**What to do:** Check each line for the word "adsorption" and give how many have it. Say nothing else.

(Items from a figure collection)
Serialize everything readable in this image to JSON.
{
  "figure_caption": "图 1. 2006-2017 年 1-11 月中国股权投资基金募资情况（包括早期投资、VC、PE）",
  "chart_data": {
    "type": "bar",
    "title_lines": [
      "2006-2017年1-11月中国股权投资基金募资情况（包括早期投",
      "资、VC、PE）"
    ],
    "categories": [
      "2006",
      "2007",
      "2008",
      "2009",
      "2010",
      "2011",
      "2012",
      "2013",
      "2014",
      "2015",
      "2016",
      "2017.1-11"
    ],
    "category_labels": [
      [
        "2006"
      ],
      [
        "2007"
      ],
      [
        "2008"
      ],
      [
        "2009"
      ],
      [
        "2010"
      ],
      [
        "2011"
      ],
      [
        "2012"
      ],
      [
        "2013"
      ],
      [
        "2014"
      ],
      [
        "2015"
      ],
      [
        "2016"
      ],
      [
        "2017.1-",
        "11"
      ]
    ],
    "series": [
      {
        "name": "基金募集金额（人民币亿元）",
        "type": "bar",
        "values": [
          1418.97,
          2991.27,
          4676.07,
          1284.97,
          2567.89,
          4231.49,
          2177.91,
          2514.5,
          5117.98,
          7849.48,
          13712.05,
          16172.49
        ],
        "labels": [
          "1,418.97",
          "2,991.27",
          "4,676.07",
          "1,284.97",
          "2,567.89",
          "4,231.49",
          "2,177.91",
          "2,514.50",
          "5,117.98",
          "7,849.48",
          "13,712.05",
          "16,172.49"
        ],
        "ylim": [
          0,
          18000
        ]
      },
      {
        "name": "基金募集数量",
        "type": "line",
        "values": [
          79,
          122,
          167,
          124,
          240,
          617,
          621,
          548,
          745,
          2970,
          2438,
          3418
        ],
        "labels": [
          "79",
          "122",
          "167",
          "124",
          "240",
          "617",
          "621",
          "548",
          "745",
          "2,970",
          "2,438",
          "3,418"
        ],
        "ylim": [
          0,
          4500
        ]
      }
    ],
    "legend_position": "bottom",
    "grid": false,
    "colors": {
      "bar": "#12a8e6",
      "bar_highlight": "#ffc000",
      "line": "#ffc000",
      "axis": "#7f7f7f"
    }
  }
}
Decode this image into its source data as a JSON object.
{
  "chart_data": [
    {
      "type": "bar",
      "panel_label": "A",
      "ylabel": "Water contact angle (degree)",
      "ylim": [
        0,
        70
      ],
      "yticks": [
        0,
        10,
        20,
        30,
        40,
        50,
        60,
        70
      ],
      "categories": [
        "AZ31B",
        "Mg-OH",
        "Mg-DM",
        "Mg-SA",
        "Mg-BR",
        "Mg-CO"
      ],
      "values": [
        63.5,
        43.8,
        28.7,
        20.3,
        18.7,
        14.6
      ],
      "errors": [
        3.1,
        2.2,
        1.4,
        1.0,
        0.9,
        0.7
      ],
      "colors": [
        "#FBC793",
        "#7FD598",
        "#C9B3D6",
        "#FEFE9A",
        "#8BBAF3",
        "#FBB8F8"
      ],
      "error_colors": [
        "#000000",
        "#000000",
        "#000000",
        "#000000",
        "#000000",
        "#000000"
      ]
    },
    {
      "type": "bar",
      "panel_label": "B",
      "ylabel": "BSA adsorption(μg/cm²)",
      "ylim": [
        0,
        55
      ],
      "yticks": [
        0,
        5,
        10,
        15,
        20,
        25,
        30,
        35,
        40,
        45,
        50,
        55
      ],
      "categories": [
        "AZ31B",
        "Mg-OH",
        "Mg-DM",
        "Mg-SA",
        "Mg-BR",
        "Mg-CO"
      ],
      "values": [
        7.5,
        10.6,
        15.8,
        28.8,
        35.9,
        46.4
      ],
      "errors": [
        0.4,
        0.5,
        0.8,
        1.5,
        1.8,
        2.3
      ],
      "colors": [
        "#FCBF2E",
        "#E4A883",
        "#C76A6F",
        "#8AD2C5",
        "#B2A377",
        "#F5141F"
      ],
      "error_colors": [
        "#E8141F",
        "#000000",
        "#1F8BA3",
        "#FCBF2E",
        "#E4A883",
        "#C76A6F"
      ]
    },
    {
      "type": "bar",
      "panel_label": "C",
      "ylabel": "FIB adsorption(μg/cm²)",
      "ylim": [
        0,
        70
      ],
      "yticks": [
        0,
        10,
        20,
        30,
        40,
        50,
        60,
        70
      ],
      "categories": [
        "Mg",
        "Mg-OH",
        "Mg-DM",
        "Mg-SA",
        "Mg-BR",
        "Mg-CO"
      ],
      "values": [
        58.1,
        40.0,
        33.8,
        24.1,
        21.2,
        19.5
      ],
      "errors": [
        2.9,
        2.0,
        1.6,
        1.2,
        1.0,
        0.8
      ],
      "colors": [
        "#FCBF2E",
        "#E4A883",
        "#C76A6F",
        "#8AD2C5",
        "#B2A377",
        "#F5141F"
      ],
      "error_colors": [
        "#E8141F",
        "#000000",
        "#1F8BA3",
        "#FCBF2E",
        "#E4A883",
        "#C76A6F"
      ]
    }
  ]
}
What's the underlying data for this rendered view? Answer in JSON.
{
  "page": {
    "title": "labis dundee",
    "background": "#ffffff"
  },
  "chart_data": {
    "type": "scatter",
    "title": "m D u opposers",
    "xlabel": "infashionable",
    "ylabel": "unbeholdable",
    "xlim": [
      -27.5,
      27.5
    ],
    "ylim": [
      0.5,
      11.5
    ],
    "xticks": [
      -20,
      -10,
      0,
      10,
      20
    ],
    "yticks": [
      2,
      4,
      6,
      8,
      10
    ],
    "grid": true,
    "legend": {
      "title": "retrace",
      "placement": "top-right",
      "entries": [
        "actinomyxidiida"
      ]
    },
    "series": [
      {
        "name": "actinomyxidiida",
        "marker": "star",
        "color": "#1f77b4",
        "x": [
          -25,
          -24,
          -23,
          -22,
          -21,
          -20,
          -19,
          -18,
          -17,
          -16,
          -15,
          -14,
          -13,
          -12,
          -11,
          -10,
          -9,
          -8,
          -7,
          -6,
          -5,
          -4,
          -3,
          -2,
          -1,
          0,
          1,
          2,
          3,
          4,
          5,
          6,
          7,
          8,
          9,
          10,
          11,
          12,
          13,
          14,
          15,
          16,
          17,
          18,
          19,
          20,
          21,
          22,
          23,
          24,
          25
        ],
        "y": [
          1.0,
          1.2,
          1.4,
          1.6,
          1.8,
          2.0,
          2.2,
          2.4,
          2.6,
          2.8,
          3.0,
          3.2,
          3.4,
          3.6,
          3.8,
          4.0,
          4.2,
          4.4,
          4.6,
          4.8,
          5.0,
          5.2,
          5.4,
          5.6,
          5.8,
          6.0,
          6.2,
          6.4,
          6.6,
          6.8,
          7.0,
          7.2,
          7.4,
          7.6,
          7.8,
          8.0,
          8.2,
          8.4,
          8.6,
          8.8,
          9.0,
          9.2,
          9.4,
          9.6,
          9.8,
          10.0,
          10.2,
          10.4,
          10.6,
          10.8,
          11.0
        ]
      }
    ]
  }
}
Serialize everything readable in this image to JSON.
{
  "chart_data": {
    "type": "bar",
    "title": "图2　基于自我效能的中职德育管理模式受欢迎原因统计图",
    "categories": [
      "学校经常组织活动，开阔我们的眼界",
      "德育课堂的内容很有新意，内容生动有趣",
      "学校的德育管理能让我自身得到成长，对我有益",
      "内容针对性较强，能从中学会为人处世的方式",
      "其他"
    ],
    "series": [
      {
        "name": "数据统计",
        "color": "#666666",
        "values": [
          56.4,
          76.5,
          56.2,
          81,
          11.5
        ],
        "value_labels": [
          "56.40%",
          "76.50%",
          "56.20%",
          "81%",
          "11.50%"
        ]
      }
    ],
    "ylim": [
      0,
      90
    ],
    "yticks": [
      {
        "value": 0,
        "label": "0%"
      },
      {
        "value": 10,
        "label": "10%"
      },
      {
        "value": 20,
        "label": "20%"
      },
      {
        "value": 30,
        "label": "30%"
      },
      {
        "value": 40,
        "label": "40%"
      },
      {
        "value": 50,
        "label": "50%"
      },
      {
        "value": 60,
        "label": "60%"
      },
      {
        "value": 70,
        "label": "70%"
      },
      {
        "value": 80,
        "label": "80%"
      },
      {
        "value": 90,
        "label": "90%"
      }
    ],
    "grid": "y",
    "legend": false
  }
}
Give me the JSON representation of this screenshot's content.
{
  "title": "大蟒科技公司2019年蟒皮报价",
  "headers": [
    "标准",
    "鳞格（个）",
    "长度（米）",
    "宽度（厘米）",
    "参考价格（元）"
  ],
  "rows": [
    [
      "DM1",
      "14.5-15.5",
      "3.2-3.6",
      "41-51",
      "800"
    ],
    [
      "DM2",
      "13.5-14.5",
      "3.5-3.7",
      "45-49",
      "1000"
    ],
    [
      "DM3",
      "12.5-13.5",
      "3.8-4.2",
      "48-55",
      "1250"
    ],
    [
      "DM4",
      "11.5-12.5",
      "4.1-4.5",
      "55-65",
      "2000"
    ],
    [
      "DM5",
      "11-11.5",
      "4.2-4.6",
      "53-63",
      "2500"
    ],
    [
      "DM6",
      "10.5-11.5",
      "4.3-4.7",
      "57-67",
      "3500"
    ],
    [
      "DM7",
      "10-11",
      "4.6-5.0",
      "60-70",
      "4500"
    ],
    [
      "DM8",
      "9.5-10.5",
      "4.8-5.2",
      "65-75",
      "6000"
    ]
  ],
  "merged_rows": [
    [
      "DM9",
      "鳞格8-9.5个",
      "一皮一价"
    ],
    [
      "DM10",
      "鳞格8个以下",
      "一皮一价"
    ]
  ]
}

**Written solution:** 2